## Work instructions
Pick out every line holding the string "values" and copy it.

· · · · ·

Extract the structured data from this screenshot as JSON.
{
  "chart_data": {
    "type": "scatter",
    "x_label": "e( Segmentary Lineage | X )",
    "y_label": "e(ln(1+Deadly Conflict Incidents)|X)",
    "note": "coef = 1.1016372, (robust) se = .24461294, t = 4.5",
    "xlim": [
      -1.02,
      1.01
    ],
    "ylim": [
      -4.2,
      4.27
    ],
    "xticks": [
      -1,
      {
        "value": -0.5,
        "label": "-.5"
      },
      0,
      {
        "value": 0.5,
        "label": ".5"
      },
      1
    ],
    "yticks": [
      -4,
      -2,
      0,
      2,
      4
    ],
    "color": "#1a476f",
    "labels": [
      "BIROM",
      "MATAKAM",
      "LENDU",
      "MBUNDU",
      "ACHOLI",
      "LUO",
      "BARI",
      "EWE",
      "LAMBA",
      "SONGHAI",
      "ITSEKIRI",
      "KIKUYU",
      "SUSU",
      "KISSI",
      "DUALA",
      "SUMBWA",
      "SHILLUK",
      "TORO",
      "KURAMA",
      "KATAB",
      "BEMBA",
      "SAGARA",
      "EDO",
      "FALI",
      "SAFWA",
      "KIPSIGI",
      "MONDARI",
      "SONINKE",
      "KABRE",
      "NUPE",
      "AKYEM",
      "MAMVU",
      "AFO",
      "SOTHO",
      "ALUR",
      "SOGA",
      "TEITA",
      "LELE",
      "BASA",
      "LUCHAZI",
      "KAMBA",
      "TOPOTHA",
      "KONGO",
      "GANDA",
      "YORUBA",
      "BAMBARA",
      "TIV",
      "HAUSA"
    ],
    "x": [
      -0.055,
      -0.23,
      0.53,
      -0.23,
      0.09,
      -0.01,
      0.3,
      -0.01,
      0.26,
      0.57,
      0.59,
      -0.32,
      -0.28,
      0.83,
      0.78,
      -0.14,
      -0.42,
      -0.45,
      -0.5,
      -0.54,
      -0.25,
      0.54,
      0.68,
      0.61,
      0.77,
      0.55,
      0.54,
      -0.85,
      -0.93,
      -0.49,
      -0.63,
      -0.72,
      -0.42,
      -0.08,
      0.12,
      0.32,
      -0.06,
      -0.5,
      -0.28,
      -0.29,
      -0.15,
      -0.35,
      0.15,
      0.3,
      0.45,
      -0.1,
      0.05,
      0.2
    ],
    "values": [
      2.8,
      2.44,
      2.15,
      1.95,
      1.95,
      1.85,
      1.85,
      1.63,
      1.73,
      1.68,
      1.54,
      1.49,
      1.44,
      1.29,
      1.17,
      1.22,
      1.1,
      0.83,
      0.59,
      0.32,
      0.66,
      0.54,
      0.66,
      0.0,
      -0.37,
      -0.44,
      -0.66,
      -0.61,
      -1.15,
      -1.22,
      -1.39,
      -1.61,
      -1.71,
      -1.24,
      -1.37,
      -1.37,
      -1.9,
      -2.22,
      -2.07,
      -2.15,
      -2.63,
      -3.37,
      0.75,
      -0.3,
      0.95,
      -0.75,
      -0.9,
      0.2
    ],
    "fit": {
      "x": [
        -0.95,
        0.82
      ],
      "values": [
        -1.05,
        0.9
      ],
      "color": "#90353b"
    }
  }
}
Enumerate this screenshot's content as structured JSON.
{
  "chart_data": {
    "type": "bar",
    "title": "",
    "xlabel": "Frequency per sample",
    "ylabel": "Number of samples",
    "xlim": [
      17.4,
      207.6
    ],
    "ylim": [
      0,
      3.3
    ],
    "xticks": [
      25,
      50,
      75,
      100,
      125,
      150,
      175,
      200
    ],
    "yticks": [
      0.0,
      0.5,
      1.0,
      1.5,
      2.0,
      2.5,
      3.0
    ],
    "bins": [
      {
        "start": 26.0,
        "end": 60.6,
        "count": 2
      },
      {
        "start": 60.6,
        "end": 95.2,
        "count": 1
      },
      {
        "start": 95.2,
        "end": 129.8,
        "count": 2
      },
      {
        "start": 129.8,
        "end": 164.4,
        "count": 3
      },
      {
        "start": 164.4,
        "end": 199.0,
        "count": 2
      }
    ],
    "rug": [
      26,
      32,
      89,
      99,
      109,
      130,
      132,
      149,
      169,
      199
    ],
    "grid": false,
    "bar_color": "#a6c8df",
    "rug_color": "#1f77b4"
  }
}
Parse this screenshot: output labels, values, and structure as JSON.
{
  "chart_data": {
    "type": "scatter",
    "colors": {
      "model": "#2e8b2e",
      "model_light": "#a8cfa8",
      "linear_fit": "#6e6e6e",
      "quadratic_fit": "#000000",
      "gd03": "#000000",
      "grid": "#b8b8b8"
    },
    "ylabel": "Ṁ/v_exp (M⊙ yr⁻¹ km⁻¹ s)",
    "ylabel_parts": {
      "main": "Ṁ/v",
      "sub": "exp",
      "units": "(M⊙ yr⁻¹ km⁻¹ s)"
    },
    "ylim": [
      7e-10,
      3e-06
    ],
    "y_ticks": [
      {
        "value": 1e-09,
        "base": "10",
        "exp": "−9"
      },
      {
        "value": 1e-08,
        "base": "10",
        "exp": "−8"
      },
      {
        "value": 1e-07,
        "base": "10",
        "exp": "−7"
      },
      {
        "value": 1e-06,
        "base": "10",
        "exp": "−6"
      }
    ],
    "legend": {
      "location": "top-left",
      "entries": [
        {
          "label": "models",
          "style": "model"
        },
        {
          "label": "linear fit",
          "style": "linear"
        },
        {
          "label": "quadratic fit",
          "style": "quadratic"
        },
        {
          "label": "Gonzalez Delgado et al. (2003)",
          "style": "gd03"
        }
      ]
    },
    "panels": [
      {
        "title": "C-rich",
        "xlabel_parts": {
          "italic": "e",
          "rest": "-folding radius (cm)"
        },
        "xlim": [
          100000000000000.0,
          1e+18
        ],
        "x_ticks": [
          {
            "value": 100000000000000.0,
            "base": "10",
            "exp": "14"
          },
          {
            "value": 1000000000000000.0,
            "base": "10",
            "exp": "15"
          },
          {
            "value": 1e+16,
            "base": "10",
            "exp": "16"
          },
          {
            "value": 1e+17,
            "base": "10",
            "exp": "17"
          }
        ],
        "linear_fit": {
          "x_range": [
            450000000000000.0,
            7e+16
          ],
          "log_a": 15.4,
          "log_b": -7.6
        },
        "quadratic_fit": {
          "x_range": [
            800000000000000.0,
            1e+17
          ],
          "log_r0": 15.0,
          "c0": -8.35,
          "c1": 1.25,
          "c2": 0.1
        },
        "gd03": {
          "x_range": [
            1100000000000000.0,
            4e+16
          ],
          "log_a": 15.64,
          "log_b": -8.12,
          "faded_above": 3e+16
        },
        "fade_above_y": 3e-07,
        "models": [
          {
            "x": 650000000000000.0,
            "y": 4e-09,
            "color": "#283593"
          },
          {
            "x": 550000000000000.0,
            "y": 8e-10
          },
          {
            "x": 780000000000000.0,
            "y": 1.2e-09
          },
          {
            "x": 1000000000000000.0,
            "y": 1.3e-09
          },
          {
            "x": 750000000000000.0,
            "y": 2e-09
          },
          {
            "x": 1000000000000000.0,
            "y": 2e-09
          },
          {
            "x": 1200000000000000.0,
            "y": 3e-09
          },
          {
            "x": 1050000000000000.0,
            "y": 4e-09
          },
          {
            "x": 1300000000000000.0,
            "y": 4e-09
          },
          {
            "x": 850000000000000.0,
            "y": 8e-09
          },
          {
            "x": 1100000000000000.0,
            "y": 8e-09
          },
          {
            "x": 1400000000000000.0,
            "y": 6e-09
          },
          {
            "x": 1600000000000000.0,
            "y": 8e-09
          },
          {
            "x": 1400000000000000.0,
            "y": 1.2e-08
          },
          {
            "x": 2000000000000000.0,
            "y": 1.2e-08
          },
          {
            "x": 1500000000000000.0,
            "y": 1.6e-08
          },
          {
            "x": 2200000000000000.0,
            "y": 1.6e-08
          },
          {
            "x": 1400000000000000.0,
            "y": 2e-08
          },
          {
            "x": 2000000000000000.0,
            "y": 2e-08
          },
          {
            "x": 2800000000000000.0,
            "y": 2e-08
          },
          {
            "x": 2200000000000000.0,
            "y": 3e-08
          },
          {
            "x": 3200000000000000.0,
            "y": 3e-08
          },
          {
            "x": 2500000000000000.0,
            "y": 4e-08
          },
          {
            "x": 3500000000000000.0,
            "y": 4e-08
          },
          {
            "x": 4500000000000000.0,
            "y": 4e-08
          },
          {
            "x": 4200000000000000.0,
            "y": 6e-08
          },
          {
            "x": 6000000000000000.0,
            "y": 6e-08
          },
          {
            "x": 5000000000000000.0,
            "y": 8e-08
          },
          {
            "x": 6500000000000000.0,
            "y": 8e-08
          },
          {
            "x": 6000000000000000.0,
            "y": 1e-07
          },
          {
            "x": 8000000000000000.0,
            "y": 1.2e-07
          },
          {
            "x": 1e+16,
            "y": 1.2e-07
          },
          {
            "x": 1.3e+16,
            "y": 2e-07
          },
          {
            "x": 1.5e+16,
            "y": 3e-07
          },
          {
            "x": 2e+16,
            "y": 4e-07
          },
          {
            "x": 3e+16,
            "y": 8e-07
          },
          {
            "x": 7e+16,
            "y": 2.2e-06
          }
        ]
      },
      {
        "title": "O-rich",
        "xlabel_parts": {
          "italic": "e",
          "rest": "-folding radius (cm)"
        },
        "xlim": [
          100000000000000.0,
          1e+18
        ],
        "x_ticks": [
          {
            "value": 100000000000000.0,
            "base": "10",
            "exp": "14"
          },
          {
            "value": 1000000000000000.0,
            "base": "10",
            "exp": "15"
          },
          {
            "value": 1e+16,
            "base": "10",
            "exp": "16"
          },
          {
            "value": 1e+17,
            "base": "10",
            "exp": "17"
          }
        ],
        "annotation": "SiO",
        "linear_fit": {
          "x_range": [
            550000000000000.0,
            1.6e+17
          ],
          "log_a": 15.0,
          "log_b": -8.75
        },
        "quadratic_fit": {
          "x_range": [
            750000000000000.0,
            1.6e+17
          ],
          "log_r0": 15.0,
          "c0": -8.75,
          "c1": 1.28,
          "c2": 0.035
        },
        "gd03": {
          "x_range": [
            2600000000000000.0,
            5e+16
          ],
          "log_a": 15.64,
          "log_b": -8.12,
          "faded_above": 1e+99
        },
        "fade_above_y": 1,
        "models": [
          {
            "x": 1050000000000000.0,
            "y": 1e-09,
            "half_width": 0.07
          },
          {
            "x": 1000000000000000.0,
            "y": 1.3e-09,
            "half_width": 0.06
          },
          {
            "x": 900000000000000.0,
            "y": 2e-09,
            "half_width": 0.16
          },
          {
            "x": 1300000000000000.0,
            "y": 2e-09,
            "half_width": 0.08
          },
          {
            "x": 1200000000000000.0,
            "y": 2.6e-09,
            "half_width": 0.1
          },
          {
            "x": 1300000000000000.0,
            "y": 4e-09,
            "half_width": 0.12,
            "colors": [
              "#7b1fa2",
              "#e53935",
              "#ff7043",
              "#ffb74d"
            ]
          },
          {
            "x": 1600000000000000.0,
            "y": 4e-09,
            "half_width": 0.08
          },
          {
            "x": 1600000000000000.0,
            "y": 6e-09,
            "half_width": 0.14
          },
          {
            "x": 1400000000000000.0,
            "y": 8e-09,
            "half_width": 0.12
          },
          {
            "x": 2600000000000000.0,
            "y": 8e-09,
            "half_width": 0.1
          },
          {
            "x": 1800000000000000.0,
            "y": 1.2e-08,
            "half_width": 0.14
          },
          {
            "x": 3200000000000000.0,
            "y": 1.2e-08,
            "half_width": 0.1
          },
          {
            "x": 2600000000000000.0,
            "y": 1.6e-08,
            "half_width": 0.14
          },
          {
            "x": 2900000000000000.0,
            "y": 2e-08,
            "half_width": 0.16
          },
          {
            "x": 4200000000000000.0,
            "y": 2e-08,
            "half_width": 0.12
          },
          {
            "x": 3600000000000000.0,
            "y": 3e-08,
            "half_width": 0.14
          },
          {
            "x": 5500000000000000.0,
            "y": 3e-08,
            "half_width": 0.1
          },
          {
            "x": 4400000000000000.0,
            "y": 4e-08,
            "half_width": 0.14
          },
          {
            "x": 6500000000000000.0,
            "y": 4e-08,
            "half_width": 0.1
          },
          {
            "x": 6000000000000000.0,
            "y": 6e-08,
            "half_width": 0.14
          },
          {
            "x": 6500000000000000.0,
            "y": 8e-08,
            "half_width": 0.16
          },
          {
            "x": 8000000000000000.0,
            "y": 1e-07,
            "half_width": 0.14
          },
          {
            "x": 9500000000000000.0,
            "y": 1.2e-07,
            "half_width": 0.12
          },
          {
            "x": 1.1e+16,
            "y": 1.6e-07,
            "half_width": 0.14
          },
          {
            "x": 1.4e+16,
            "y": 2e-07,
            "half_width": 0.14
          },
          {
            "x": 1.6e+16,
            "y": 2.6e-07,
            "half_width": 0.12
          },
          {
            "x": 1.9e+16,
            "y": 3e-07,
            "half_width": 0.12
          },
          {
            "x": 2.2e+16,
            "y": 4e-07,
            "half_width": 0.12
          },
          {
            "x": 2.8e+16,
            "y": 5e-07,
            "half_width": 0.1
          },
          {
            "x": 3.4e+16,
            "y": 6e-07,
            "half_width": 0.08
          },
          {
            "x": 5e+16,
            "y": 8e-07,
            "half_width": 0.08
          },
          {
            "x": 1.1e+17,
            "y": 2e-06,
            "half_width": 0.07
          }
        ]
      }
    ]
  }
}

· · · · ·

## Final result
    "values": [
      "values": [
Parse this screenshot: output labels, values, and structure as JSON.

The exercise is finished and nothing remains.